## Task details
All of the data should be repeated exactly; pictures are not part of the copy.

## Exercise materials
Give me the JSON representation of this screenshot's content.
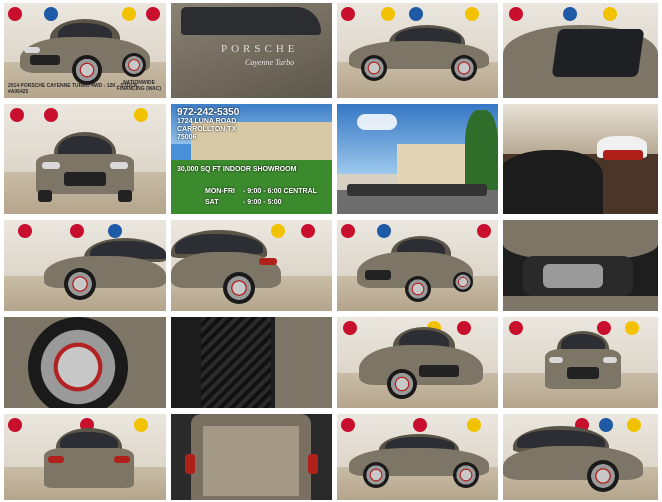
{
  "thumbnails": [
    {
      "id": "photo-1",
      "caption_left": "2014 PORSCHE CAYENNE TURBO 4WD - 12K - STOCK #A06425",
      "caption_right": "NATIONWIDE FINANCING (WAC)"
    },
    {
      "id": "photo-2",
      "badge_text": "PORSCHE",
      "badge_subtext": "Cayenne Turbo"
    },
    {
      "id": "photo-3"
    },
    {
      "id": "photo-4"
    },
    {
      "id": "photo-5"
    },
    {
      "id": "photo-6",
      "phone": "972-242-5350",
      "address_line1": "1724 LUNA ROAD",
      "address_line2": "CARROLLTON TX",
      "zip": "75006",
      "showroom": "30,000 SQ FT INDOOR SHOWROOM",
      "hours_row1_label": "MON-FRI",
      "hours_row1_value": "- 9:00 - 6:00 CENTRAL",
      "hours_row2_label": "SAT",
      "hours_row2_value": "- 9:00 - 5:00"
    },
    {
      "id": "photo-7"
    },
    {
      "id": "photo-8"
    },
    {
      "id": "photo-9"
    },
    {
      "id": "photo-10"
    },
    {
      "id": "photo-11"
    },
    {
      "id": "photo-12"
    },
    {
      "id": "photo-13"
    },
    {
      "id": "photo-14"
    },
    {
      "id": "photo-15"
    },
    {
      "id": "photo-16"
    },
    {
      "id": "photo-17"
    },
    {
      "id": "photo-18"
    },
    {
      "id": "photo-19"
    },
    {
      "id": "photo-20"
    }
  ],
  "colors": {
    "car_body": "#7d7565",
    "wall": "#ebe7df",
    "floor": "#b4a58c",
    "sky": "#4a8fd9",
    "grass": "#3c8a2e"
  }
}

## The answer
Give me the JSON representation of this screenshot's content.
{
  "thumbnails": [
    {
      "id": "photo-1",
      "caption_left": "2014 PORSCHE CAYENNE TURBO 4WD - 12K - STOCK #A06425",
      "caption_right": "NATIONWIDE FINANCING (WAC)"
    },
    {
      "id": "photo-2",
      "badge_text": "PORSCHE",
      "badge_subtext": "Cayenne Turbo"
    },
    {
      "id": "photo-3"
    },
    {
      "id": "photo-4"
    },
    {
      "id": "photo-5"
    },
    {
      "id": "photo-6",
      "phone": "972-242-5350",
      "address_line1": "1724 LUNA ROAD",
      "address_line2": "CARROLLTON TX",
      "zip": "75006",
      "showroom": "30,000 SQ FT INDOOR SHOWROOM",
      "hours_row1_label": "MON-FRI",
      "hours_row1_value": "- 9:00 - 6:00 CENTRAL",
      "hours_row2_label": "SAT",
      "hours_row2_value": "- 9:00 - 5:00"
    },
    {
      "id": "photo-7"
    },
    {
      "id": "photo-8"
    },
    {
      "id": "photo-9"
    },
    {
      "id": "photo-10"
    },
    {
      "id": "photo-11"
    },
    {
      "id": "photo-12"
    },
    {
      "id": "photo-13"
    },
    {
      "id": "photo-14"
    },
    {
      "id": "photo-15"
    },
    {
      "id": "photo-16"
    },
    {
      "id": "photo-17"
    },
    {
      "id": "photo-18"
    },
    {
      "id": "photo-19"
    },
    {
      "id": "photo-20"
    }
  ],
  "colors": {
    "car_body": "#7d7565",
    "wall": "#ebe7df",
    "floor": "#b4a58c",
    "sky": "#4a8fd9",
    "grass": "#3c8a2e"
  }
}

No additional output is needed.